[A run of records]

'''

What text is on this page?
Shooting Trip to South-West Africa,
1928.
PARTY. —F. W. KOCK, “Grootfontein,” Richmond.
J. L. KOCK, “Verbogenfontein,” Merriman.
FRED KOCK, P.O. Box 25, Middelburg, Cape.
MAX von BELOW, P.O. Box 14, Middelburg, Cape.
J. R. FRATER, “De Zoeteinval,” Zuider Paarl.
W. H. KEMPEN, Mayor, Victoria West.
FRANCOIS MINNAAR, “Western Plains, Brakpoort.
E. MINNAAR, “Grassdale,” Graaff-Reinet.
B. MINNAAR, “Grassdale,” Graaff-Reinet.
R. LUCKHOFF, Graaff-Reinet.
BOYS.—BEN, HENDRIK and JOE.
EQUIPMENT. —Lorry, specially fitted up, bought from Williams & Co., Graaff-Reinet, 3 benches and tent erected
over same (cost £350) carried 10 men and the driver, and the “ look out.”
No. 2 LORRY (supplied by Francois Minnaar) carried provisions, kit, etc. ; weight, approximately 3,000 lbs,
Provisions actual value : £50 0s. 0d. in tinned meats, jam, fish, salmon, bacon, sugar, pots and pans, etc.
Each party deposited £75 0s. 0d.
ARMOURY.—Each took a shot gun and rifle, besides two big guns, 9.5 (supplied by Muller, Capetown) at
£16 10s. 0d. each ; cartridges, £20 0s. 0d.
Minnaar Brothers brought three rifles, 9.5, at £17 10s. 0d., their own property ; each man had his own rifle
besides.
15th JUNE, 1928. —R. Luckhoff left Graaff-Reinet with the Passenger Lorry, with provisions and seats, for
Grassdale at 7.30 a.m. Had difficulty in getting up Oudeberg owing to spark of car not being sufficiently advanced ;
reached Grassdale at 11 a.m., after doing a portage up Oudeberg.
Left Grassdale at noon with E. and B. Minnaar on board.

'''

SET TASK:
Show all lines from the data above in which the word "carried" appears.

TASK RESULT:
over same (cost £350) carried 10 men and the driver, and the “ look out.”
No. 2 LORRY (supplied by Francois Minnaar) carried provisions, kit, etc. ; weight, approximately 3,000 lbs,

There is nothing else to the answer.